**Problem description:** The entries below should be transcribed in their entirety, exactly as written.

**Given data:**
+++

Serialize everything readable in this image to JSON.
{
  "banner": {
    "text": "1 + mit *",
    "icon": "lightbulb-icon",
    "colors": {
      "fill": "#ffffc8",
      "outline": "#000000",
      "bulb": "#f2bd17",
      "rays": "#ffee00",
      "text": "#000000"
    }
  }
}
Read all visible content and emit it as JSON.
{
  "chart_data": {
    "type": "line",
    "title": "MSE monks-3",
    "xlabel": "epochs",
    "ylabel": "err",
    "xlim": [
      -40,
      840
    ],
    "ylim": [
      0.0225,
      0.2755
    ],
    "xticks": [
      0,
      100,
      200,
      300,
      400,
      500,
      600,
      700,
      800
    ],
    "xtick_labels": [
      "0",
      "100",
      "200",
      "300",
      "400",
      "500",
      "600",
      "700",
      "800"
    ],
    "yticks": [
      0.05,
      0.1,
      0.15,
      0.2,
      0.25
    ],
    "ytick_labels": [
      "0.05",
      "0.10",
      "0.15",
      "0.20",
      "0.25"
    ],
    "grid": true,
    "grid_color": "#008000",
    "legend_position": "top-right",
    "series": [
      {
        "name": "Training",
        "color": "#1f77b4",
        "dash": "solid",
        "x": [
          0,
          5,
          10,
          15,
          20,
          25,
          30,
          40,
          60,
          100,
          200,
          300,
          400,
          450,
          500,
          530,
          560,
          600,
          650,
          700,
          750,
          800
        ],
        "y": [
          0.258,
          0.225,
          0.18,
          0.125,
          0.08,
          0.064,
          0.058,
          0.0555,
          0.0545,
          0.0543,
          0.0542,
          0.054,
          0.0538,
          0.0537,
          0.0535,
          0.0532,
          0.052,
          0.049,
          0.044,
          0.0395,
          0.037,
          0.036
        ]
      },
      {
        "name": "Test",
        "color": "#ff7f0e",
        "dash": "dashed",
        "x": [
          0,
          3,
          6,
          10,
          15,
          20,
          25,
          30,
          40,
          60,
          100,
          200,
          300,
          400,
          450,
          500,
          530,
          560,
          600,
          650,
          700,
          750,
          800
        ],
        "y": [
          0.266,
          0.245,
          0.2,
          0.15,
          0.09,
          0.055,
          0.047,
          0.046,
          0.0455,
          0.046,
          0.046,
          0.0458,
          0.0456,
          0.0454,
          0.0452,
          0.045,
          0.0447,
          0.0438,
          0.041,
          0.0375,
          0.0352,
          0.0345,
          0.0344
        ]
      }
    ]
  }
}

+++

**Finished exercise:**
Serialize everything readable in this image to JSON.
{
  "banner": {
    "text": "1 + mit *",
    "icon": "lightbulb-icon",
    "colors": {
      "fill": "#ffffc8",
      "outline": "#000000",
      "bulb": "#f2bd17",
      "rays": "#ffee00",
      "text": "#000000"
    }
  }
}
Read all visible content and emit it as JSON.
{
  "chart_data": {
    "type": "line",
    "title": "MSE monks-3",
    "xlabel": "epochs",
    "ylabel": "err",
    "xlim": [
      -40,
      840
    ],
    "ylim": [
      0.0225,
      0.2755
    ],
    "xticks": [
      0,
      100,
      200,
      300,
      400,
      500,
      600,
      700,
      800
    ],
    "xtick_labels": [
      "0",
      "100",
      "200",
      "300",
      "400",
      "500",
      "600",
      "700",
      "800"
    ],
    "yticks": [
      0.05,
      0.1,
      0.15,
      0.2,
      0.25
    ],
    "ytick_labels": [
      "0.05",
      "0.10",
      "0.15",
      "0.20",
      "0.25"
    ],
    "grid": true,
    "grid_color": "#008000",
    "legend_position": "top-right",
    "series": [
      {
        "name": "Training",
        "color": "#1f77b4",
        "dash": "solid",
        "x": [
          0,
          5,
          10,
          15,
          20,
          25,
          30,
          40,
          60,
          100,
          200,
          300,
          400,
          450,
          500,
          530,
          560,
          600,
          650,
          700,
          750,
          800
        ],
        "y": [
          0.258,
          0.225,
          0.18,
          0.125,
          0.08,
          0.064,
          0.058,
          0.0555,
          0.0545,
          0.0543,
          0.0542,
          0.054,
          0.0538,
          0.0537,
          0.0535,
          0.0532,
          0.052,
          0.049,
          0.044,
          0.0395,
          0.037,
          0.036
        ]
      },
      {
        "name": "Test",
        "color": "#ff7f0e",
        "dash": "dashed",
        "x": [
          0,
          3,
          6,
          10,
          15,
          20,
          25,
          30,
          40,
          60,
          100,
          200,
          300,
          400,
          450,
          500,
          530,
          560,
          600,
          650,
          700,
          750,
          800
        ],
        "y": [
          0.266,
          0.245,
          0.2,
          0.15,
          0.09,
          0.055,
          0.047,
          0.046,
          0.0455,
          0.046,
          0.046,
          0.0458,
          0.0456,
          0.0454,
          0.0452,
          0.045,
          0.0447,
          0.0438,
          0.041,
          0.0375,
          0.0352,
          0.0345,
          0.0344
        ]
      }
    ]
  }
}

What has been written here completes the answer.